» **TASK PROMPT**: Copy out every line of the following records exactly as it appears.

+++ GIVEN ENTRIES

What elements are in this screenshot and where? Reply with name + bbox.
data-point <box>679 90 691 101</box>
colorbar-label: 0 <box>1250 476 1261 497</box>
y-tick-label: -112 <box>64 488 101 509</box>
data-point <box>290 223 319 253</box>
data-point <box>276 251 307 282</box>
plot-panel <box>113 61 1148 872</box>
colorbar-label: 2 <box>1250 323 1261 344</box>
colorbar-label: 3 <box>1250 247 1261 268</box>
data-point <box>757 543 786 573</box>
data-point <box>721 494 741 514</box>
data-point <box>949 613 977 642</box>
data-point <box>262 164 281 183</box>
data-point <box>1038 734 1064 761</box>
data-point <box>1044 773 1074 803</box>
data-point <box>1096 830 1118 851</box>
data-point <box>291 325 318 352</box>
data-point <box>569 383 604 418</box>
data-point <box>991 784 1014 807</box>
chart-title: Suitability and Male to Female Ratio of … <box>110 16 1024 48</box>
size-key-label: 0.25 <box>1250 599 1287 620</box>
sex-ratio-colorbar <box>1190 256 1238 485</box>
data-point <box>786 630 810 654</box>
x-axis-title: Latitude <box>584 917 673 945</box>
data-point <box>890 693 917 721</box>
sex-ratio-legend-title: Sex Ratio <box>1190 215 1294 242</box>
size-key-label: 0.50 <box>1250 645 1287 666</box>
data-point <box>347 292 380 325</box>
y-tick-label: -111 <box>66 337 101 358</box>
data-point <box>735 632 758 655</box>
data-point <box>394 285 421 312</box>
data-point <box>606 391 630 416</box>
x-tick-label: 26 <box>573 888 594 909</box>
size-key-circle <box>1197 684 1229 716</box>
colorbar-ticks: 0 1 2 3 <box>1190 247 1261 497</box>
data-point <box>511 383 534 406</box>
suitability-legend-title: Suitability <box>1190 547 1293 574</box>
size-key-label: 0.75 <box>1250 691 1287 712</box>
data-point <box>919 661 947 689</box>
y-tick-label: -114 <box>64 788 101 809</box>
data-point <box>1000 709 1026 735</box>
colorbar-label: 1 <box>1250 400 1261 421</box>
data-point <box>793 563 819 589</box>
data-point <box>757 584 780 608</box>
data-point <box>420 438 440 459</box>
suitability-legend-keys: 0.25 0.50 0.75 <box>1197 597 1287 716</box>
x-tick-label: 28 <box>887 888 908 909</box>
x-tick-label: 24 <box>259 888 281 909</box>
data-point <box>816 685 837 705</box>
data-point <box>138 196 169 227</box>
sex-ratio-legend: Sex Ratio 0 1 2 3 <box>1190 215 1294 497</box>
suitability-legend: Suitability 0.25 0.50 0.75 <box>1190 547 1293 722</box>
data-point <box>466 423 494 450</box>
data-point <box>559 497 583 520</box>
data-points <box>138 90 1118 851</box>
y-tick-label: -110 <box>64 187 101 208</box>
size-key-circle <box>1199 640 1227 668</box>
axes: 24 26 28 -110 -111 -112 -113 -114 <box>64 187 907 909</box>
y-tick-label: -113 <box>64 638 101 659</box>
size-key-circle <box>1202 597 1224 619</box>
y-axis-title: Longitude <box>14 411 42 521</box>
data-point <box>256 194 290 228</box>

++++++

» **OUTPUT OF THE TASK**:
What elements are in this screenshot and where? Reply with name + bbox.
data-point <box>679 90 691 101</box>
colorbar-label: 0 <box>1250 476 1261 497</box>
y-tick-label: -112 <box>64 488 101 509</box>
data-point <box>290 223 319 253</box>
data-point <box>276 251 307 282</box>
plot-panel <box>113 61 1148 872</box>
colorbar-label: 2 <box>1250 323 1261 344</box>
colorbar-label: 3 <box>1250 247 1261 268</box>
data-point <box>757 543 786 573</box>
data-point <box>721 494 741 514</box>
data-point <box>949 613 977 642</box>
data-point <box>262 164 281 183</box>
data-point <box>1038 734 1064 761</box>
data-point <box>1044 773 1074 803</box>
data-point <box>1096 830 1118 851</box>
data-point <box>291 325 318 352</box>
data-point <box>569 383 604 418</box>
data-point <box>991 784 1014 807</box>
chart-title: Suitability and Male to Female Ratio of … <box>110 16 1024 48</box>
size-key-label: 0.25 <box>1250 599 1287 620</box>
sex-ratio-colorbar <box>1190 256 1238 485</box>
data-point <box>786 630 810 654</box>
x-axis-title: Latitude <box>584 917 673 945</box>
data-point <box>890 693 917 721</box>
sex-ratio-legend-title: Sex Ratio <box>1190 215 1294 242</box>
size-key-label: 0.50 <box>1250 645 1287 666</box>
data-point <box>347 292 380 325</box>
y-tick-label: -111 <box>66 337 101 358</box>
data-point <box>735 632 758 655</box>
data-point <box>394 285 421 312</box>
data-point <box>606 391 630 416</box>
x-tick-label: 26 <box>573 888 594 909</box>
size-key-circle <box>1197 684 1229 716</box>
colorbar-ticks: 0 1 2 3 <box>1190 247 1261 497</box>
data-point <box>511 383 534 406</box>
suitability-legend-title: Suitability <box>1190 547 1293 574</box>
size-key-label: 0.75 <box>1250 691 1287 712</box>
data-point <box>919 661 947 689</box>
y-tick-label: -114 <box>64 788 101 809</box>
data-point <box>1000 709 1026 735</box>
colorbar-label: 1 <box>1250 400 1261 421</box>
data-point <box>793 563 819 589</box>
data-point <box>757 584 780 608</box>
data-point <box>420 438 440 459</box>
suitability-legend-keys: 0.25 0.50 0.75 <box>1197 597 1287 716</box>
x-tick-label: 28 <box>887 888 908 909</box>
x-tick-label: 24 <box>259 888 281 909</box>
data-point <box>816 685 837 705</box>
data-point <box>138 196 169 227</box>
sex-ratio-legend: Sex Ratio 0 1 2 3 <box>1190 215 1294 497</box>
suitability-legend: Suitability 0.25 0.50 0.75 <box>1190 547 1293 722</box>
data-point <box>466 423 494 450</box>
data-point <box>559 497 583 520</box>
data-points <box>138 90 1118 851</box>
y-tick-label: -110 <box>64 187 101 208</box>
size-key-circle <box>1199 640 1227 668</box>
axes: 24 26 28 -110 -111 -112 -113 -114 <box>64 187 907 909</box>
y-tick-label: -113 <box>64 638 101 659</box>
size-key-circle <box>1202 597 1224 619</box>
y-axis-title: Longitude <box>14 411 42 521</box>
data-point <box>256 194 290 228</box>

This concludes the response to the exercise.